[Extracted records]

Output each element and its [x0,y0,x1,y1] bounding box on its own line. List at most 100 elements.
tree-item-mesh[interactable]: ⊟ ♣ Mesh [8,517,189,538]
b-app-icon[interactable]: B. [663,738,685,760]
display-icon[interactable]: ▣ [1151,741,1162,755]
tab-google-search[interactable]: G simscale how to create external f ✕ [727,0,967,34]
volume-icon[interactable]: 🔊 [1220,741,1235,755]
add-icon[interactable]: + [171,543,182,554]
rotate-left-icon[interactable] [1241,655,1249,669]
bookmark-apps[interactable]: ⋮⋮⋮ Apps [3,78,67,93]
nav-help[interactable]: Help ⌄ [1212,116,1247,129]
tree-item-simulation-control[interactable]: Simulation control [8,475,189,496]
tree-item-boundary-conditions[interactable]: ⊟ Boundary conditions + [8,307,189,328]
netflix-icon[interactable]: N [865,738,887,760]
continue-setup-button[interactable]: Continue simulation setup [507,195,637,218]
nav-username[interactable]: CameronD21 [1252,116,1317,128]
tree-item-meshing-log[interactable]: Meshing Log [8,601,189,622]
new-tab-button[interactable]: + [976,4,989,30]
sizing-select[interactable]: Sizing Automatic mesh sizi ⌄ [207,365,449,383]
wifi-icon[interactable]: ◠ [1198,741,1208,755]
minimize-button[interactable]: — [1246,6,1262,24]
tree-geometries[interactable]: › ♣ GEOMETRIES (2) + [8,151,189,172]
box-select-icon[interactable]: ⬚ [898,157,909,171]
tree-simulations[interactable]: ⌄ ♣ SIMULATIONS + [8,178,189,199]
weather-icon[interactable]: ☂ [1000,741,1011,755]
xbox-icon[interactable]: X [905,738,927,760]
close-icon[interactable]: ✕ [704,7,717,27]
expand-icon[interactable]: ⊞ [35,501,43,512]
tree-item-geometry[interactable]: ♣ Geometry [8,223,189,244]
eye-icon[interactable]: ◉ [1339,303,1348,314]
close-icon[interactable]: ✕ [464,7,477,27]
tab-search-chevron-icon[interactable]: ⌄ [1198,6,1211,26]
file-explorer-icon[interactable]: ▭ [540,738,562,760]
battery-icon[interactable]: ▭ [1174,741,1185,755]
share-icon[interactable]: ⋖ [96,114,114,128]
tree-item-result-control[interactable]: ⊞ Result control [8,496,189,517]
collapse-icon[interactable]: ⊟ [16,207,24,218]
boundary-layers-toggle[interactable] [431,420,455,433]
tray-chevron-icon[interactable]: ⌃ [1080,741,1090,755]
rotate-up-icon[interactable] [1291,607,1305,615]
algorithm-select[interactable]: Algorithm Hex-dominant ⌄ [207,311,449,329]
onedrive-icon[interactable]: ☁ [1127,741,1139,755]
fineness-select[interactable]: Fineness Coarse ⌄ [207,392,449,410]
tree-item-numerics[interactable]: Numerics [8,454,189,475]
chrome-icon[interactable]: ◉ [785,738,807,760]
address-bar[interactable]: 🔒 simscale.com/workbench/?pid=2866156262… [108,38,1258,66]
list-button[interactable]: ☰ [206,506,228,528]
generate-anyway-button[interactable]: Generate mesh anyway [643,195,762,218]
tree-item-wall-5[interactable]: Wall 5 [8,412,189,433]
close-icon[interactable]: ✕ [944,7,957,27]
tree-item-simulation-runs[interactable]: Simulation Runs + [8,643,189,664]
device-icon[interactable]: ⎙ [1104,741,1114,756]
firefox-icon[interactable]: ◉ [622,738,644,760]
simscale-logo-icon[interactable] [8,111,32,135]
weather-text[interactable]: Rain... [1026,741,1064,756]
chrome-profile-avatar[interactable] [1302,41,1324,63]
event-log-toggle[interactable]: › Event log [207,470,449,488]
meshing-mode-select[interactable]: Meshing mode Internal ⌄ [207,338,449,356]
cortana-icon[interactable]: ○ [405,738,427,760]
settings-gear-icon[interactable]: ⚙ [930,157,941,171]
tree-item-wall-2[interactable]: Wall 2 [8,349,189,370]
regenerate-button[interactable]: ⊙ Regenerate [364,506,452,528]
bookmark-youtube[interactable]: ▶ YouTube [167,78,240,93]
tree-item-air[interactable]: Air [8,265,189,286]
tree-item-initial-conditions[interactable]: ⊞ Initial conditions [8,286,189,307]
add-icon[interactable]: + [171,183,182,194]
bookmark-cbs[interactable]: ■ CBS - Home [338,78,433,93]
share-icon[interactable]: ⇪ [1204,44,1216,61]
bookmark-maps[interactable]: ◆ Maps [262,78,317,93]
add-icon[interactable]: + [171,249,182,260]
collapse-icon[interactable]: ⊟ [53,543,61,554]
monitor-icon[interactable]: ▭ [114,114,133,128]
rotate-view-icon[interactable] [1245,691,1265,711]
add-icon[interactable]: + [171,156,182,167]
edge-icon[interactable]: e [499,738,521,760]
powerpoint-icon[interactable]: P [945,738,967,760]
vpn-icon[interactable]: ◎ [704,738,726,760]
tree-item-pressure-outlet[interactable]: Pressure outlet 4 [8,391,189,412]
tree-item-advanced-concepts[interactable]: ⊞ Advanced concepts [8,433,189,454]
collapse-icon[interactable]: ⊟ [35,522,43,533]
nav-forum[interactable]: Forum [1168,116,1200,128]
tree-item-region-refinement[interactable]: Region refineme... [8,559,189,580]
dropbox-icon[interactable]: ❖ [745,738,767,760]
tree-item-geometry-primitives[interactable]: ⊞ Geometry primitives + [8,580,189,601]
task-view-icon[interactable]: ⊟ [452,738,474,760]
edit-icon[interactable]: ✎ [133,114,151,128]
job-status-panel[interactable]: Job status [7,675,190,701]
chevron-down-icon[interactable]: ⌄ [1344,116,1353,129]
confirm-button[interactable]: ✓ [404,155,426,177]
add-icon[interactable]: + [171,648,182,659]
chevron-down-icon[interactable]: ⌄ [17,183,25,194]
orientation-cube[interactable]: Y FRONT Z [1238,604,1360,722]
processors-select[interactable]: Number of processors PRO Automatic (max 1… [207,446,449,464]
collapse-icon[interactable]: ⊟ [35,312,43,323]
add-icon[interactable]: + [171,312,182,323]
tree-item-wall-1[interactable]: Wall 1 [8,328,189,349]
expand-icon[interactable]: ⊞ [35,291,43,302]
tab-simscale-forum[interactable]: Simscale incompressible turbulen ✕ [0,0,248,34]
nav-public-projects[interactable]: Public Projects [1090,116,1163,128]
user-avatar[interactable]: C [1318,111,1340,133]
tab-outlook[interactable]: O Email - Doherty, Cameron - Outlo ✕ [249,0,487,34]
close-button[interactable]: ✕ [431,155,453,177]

...

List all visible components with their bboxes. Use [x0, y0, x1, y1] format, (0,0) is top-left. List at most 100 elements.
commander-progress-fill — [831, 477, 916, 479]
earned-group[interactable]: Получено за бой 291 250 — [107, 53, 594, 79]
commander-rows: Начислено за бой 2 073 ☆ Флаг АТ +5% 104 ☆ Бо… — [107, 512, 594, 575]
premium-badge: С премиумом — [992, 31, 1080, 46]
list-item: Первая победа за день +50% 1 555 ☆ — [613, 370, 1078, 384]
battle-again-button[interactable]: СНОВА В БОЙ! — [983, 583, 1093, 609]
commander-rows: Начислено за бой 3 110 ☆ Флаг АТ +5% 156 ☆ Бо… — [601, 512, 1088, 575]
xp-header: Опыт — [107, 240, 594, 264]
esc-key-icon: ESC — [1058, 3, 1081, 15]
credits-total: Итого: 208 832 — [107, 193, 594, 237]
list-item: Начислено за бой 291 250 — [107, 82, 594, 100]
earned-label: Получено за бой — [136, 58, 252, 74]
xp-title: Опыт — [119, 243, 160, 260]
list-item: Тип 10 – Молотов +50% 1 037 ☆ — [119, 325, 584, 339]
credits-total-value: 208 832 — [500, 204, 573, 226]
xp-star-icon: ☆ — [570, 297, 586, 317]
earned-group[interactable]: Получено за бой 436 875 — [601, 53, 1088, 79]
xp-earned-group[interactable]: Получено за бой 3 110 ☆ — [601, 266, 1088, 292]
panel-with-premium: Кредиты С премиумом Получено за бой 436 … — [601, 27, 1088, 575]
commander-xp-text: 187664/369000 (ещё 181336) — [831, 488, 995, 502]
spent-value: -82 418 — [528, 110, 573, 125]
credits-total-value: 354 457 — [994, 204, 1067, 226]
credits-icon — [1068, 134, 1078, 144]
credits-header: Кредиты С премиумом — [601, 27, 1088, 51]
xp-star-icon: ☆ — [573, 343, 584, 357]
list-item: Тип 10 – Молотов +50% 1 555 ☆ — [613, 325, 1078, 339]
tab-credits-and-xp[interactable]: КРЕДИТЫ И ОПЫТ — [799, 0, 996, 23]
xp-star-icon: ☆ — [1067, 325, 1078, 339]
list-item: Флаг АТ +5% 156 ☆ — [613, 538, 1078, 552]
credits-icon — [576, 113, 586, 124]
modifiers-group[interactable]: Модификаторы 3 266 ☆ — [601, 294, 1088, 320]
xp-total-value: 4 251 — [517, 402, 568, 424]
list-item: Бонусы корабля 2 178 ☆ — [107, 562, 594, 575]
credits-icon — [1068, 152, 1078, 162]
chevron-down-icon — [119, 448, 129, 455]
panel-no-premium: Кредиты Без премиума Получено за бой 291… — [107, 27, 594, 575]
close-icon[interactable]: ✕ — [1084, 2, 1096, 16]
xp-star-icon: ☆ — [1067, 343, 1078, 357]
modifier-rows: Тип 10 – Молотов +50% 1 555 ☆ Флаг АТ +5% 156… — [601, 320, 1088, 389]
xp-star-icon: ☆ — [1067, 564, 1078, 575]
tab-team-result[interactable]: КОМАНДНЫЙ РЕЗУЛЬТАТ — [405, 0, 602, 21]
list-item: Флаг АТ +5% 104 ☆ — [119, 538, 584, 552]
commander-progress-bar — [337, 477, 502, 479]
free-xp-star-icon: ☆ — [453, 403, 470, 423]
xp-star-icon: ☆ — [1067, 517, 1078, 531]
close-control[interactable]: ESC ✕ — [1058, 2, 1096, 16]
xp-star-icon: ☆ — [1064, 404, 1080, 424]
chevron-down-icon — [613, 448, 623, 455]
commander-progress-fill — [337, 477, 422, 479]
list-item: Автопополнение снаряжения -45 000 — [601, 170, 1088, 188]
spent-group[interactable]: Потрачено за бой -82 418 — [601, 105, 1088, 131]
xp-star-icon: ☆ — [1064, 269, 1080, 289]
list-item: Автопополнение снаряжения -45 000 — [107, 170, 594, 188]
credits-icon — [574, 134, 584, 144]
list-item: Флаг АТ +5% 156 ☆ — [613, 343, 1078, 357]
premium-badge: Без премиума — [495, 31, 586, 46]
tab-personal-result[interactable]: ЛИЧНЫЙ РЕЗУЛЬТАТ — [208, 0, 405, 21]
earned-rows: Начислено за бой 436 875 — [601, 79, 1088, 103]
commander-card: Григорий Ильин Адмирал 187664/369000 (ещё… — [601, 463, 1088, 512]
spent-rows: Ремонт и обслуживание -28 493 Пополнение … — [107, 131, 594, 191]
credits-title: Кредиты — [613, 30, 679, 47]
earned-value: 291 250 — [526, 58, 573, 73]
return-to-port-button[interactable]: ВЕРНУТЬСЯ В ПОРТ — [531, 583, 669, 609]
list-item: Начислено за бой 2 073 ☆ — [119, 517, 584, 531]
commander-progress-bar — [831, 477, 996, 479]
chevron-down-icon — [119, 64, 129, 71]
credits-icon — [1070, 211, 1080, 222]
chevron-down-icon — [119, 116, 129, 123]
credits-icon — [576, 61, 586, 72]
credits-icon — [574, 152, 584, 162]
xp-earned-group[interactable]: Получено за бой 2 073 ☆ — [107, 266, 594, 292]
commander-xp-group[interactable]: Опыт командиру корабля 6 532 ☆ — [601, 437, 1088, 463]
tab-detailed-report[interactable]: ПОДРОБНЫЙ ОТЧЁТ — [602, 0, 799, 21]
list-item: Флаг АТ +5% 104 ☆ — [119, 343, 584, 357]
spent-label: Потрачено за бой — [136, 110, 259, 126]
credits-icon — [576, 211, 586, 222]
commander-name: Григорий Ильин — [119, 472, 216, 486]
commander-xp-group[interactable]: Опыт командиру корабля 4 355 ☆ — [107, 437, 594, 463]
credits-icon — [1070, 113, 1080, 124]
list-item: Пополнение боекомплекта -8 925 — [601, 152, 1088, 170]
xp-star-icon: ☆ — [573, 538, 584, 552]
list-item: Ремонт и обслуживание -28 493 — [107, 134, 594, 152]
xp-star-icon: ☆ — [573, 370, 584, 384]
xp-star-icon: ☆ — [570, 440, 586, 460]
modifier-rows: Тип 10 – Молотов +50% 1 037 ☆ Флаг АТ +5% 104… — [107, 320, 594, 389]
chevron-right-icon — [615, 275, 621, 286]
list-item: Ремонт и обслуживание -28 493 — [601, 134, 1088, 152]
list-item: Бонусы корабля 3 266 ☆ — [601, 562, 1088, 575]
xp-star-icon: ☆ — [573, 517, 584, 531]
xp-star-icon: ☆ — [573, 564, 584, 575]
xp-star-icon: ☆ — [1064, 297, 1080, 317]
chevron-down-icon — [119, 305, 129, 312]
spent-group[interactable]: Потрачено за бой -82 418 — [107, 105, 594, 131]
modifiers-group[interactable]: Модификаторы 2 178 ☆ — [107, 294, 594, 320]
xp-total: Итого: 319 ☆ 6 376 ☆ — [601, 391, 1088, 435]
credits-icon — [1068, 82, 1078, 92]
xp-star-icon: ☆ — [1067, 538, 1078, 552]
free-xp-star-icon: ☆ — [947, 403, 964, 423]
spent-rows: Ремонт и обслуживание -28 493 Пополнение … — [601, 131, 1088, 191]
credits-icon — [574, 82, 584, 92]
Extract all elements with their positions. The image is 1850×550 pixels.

### WHAT YOU NEED TO DO
Please rewrite the lines from the line with "List all visible" to the line with "xp-star-icon: ☆ — [1067, 343, 1078, 357]", renaming "credits-icon" to "coin-icon" and leaving everything else unchanged.

### FULL RESPONSE
List all visible components with their bboxes. Use [x0, y0, x1, y1] format, (0,0) is top-left. List at most 100 elements.
commander-progress-fill — [831, 477, 916, 479]
earned-group[interactable]: Получено за бой 291 250 — [107, 53, 594, 79]
commander-rows: Начислено за бой 2 073 ☆ Флаг АТ +5% 104 ☆ Бо… — [107, 512, 594, 575]
premium-badge: С премиумом — [992, 31, 1080, 46]
list-item: Первая победа за день +50% 1 555 ☆ — [613, 370, 1078, 384]
battle-again-button[interactable]: СНОВА В БОЙ! — [983, 583, 1093, 609]
commander-rows: Начислено за бой 3 110 ☆ Флаг АТ +5% 156 ☆ Бо… — [601, 512, 1088, 575]
xp-header: Опыт — [107, 240, 594, 264]
esc-key-icon: ESC — [1058, 3, 1081, 15]
credits-total: Итого: 208 832 — [107, 193, 594, 237]
list-item: Начислено за бой 291 250 — [107, 82, 594, 100]
earned-label: Получено за бой — [136, 58, 252, 74]
xp-title: Опыт — [119, 243, 160, 260]
list-item: Тип 10 – Молотов +50% 1 037 ☆ — [119, 325, 584, 339]
credits-total-value: 208 832 — [500, 204, 573, 226]
xp-star-icon: ☆ — [570, 297, 586, 317]
earned-group[interactable]: Получено за бой 436 875 — [601, 53, 1088, 79]
xp-earned-group[interactable]: Получено за бой 3 110 ☆ — [601, 266, 1088, 292]
panel-with-premium: Кредиты С премиумом Получено за бой 436 … — [601, 27, 1088, 575]
commander-xp-text: 187664/369000 (ещё 181336) — [831, 488, 995, 502]
spent-value: -82 418 — [528, 110, 573, 125]
credits-total-value: 354 457 — [994, 204, 1067, 226]
coin-icon — [1068, 134, 1078, 144]
credits-header: Кредиты С премиумом — [601, 27, 1088, 51]
xp-star-icon: ☆ — [573, 343, 584, 357]
list-item: Тип 10 – Молотов +50% 1 555 ☆ — [613, 325, 1078, 339]
tab-credits-and-xp[interactable]: КРЕДИТЫ И ОПЫТ — [799, 0, 996, 23]
xp-star-icon: ☆ — [1067, 325, 1078, 339]
list-item: Флаг АТ +5% 156 ☆ — [613, 538, 1078, 552]
coin-icon — [576, 113, 586, 124]
modifiers-group[interactable]: Модификаторы 3 266 ☆ — [601, 294, 1088, 320]
xp-total-value: 4 251 — [517, 402, 568, 424]
list-item: Бонусы корабля 2 178 ☆ — [107, 562, 594, 575]
coin-icon — [1068, 152, 1078, 162]
chevron-down-icon — [119, 448, 129, 455]
panel-no-premium: Кредиты Без премиума Получено за бой 291… — [107, 27, 594, 575]
close-icon[interactable]: ✕ — [1084, 2, 1096, 16]
xp-star-icon: ☆ — [1067, 343, 1078, 357]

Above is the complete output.